▶ _The exercise_:
Each line of the material must be repeated precisely, with the pictures left out.

▶ _Data provided_:
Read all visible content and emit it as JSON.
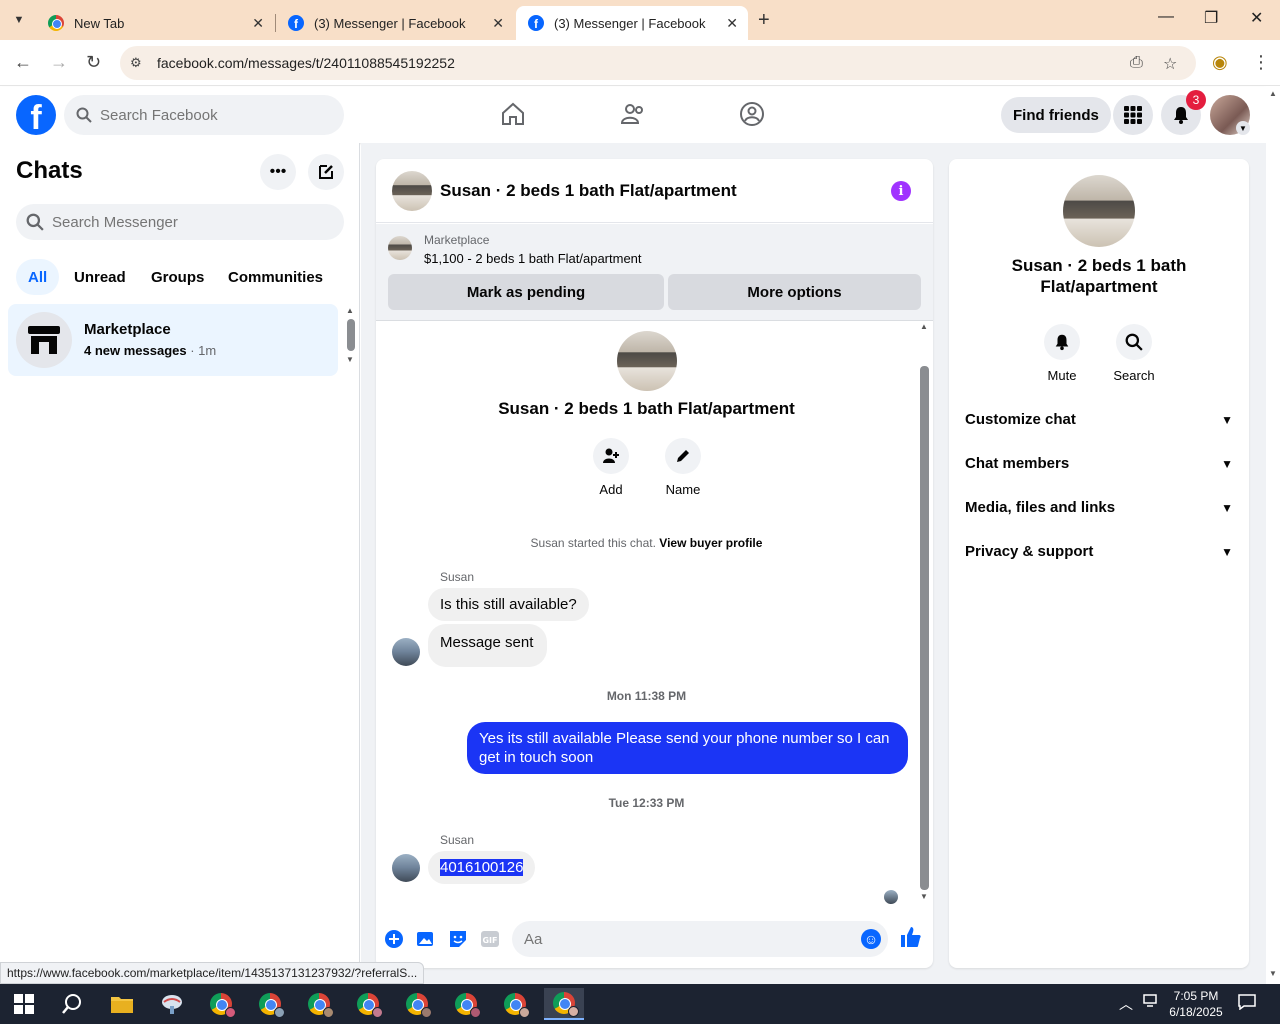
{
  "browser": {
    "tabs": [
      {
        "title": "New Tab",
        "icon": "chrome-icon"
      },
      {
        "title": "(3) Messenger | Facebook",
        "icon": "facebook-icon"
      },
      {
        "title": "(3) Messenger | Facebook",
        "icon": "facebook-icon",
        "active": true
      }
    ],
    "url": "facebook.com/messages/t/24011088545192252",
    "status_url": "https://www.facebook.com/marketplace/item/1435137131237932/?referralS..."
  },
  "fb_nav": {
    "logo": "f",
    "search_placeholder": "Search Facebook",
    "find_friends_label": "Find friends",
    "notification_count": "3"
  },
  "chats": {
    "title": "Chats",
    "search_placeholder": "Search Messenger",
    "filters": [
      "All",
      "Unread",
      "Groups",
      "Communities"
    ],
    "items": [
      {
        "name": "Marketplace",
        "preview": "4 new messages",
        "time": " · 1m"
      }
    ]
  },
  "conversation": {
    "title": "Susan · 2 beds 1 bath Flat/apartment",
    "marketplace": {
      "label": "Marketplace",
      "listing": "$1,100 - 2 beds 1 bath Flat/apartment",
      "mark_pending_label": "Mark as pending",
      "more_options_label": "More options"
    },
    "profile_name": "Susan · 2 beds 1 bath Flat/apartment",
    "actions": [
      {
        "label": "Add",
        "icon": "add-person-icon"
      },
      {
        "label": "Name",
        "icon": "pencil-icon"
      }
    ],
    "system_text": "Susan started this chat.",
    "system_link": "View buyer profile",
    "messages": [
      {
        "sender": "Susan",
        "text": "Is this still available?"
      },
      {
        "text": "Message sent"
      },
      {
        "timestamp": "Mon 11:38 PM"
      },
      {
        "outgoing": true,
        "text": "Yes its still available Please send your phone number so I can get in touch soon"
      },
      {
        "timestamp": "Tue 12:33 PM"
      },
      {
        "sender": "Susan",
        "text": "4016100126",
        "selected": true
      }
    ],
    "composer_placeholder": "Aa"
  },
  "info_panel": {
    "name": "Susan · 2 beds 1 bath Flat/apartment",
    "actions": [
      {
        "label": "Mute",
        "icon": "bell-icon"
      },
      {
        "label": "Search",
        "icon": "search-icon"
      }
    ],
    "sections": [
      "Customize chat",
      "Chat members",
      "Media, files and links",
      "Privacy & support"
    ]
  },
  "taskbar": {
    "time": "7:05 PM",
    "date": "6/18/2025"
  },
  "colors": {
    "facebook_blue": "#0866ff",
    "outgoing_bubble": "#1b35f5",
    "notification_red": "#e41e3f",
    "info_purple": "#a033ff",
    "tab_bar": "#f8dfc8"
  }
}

▶ _Exercise solution_:
Read all visible content and emit it as JSON.
{
  "browser": {
    "tabs": [
      {
        "title": "New Tab",
        "icon": "chrome-icon"
      },
      {
        "title": "(3) Messenger | Facebook",
        "icon": "facebook-icon"
      },
      {
        "title": "(3) Messenger | Facebook",
        "icon": "facebook-icon",
        "active": true
      }
    ],
    "url": "facebook.com/messages/t/24011088545192252",
    "status_url": "https://www.facebook.com/marketplace/item/1435137131237932/?referralS..."
  },
  "fb_nav": {
    "logo": "f",
    "search_placeholder": "Search Facebook",
    "find_friends_label": "Find friends",
    "notification_count": "3"
  },
  "chats": {
    "title": "Chats",
    "search_placeholder": "Search Messenger",
    "filters": [
      "All",
      "Unread",
      "Groups",
      "Communities"
    ],
    "items": [
      {
        "name": "Marketplace",
        "preview": "4 new messages",
        "time": " · 1m"
      }
    ]
  },
  "conversation": {
    "title": "Susan · 2 beds 1 bath Flat/apartment",
    "marketplace": {
      "label": "Marketplace",
      "listing": "$1,100 - 2 beds 1 bath Flat/apartment",
      "mark_pending_label": "Mark as pending",
      "more_options_label": "More options"
    },
    "profile_name": "Susan · 2 beds 1 bath Flat/apartment",
    "actions": [
      {
        "label": "Add",
        "icon": "add-person-icon"
      },
      {
        "label": "Name",
        "icon": "pencil-icon"
      }
    ],
    "system_text": "Susan started this chat.",
    "system_link": "View buyer profile",
    "messages": [
      {
        "sender": "Susan",
        "text": "Is this still available?"
      },
      {
        "text": "Message sent"
      },
      {
        "timestamp": "Mon 11:38 PM"
      },
      {
        "outgoing": true,
        "text": "Yes its still available Please send your phone number so I can get in touch soon"
      },
      {
        "timestamp": "Tue 12:33 PM"
      },
      {
        "sender": "Susan",
        "text": "4016100126",
        "selected": true
      }
    ],
    "composer_placeholder": "Aa"
  },
  "info_panel": {
    "name": "Susan · 2 beds 1 bath Flat/apartment",
    "actions": [
      {
        "label": "Mute",
        "icon": "bell-icon"
      },
      {
        "label": "Search",
        "icon": "search-icon"
      }
    ],
    "sections": [
      "Customize chat",
      "Chat members",
      "Media, files and links",
      "Privacy & support"
    ]
  },
  "taskbar": {
    "time": "7:05 PM",
    "date": "6/18/2025"
  },
  "colors": {
    "facebook_blue": "#0866ff",
    "outgoing_bubble": "#1b35f5",
    "notification_red": "#e41e3f",
    "info_purple": "#a033ff",
    "tab_bar": "#f8dfc8"
  }
}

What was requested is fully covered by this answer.